↓↓↓

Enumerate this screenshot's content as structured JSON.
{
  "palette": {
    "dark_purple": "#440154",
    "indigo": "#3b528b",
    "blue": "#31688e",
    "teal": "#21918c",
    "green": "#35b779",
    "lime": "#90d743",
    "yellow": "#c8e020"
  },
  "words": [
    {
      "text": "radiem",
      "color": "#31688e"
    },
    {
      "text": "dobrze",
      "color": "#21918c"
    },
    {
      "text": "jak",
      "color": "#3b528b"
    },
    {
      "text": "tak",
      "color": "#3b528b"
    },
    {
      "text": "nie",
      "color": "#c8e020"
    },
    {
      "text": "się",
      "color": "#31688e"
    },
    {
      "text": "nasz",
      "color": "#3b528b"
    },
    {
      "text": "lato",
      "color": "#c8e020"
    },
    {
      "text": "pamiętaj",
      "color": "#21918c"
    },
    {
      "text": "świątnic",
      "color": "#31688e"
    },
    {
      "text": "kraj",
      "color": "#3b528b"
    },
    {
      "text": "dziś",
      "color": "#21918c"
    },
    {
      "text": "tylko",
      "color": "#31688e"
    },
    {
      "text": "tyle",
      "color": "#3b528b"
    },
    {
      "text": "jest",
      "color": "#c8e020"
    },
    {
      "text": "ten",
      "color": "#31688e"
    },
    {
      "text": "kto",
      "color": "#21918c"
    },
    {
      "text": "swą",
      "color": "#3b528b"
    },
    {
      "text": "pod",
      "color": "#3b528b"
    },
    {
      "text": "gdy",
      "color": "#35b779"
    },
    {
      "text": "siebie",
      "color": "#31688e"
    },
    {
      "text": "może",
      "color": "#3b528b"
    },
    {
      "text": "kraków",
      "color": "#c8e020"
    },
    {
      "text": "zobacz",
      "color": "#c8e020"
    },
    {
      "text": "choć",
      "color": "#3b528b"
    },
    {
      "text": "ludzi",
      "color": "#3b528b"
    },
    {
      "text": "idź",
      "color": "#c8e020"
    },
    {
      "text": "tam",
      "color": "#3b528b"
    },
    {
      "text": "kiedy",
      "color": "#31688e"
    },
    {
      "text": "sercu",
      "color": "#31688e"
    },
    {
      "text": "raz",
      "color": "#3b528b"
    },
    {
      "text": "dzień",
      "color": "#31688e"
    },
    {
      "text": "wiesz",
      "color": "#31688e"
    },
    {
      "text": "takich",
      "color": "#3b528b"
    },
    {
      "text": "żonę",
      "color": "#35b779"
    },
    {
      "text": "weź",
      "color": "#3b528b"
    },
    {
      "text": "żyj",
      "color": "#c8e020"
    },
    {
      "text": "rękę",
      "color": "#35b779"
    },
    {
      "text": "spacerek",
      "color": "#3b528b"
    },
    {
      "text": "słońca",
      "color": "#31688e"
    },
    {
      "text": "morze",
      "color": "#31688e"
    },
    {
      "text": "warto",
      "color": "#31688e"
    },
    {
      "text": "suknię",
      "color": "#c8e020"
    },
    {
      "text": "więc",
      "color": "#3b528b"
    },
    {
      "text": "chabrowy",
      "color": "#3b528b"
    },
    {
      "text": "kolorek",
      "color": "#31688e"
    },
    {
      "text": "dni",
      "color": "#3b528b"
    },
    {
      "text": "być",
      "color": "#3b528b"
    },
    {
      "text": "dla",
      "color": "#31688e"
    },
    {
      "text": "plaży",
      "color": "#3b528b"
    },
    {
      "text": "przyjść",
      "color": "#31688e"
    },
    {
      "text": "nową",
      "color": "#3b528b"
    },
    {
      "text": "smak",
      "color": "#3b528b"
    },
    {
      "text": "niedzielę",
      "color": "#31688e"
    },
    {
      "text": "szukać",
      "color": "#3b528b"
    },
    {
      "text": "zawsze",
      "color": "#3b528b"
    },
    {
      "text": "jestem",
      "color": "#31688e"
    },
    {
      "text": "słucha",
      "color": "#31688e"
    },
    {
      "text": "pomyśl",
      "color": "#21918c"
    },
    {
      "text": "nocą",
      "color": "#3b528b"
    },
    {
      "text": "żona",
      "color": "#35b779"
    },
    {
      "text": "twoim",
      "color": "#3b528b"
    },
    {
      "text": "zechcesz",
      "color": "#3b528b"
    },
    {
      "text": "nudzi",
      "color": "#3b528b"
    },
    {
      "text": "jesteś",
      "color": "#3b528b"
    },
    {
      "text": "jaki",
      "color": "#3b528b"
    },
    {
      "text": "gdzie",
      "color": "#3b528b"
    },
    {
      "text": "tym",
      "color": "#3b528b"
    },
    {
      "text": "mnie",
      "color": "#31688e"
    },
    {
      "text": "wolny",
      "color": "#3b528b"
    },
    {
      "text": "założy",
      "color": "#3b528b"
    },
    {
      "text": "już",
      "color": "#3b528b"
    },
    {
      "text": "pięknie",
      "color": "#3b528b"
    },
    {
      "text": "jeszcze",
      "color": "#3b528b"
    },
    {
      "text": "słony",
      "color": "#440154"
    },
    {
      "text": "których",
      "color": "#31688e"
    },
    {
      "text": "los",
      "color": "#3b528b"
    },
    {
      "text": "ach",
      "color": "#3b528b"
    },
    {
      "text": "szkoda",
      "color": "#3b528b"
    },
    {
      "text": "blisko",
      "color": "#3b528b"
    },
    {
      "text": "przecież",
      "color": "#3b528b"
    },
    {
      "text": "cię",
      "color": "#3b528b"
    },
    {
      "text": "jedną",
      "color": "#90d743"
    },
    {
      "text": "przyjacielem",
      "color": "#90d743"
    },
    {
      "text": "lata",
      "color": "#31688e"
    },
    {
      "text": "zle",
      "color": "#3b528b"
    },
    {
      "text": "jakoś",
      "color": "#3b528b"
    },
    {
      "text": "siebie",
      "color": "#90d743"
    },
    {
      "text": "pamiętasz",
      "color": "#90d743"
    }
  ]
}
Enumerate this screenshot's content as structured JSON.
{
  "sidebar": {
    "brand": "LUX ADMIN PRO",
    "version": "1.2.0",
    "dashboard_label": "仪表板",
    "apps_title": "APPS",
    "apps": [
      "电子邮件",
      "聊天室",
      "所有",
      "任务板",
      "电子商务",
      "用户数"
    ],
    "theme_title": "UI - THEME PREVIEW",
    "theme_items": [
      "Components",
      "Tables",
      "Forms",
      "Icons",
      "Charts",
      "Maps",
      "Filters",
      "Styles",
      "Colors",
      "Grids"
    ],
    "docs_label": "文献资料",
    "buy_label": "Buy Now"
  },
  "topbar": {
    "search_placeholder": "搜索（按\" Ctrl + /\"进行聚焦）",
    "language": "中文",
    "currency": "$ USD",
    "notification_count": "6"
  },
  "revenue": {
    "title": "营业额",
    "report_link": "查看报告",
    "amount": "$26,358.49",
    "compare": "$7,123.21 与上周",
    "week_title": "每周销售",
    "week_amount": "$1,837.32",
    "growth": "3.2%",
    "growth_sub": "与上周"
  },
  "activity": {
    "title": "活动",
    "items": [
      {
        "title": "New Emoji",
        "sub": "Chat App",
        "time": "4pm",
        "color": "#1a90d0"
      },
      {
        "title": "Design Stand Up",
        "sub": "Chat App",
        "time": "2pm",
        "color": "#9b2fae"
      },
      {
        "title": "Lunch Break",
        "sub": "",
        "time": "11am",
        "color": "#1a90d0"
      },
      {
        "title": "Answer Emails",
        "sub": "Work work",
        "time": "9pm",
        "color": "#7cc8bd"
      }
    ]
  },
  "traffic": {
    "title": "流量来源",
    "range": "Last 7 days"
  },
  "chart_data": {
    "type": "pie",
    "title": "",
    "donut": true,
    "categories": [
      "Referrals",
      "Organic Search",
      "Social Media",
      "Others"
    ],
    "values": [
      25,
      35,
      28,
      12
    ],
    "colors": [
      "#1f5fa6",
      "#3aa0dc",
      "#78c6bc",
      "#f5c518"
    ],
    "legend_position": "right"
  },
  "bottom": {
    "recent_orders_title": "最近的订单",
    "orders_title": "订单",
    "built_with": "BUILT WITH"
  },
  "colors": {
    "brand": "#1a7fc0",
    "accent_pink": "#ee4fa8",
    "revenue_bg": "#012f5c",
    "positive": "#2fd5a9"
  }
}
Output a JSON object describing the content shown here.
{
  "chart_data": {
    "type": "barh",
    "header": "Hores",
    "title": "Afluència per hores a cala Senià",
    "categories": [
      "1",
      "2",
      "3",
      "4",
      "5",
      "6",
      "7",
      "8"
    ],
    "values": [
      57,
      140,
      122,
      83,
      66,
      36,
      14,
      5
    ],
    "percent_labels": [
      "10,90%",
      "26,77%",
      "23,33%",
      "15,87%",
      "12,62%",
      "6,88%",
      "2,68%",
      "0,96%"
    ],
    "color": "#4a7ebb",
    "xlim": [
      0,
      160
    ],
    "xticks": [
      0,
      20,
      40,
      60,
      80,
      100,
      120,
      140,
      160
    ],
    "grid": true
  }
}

↑↑↑

### The exercise
Find the line that contains "Output a JSON". Repeat it and every line after it, exactly as written, up to and including the last line of the records above.

### Solution for this problem
Output a JSON object describing the content shown here.
{
  "chart_data": {
    "type": "barh",
    "header": "Hores",
    "title": "Afluència per hores a cala Senià",
    "categories": [
      "1",
      "2",
      "3",
      "4",
      "5",
      "6",
      "7",
      "8"
    ],
    "values": [
      57,
      140,
      122,
      83,
      66,
      36,
      14,
      5
    ],
    "percent_labels": [
      "10,90%",
      "26,77%",
      "23,33%",
      "15,87%",
      "12,62%",
      "6,88%",
      "2,68%",
      "0,96%"
    ],
    "color": "#4a7ebb",
    "xlim": [
      0,
      160
    ],
    "xticks": [
      0,
      20,
      40,
      60,
      80,
      100,
      120,
      140,
      160
    ],
    "grid": true
  }
}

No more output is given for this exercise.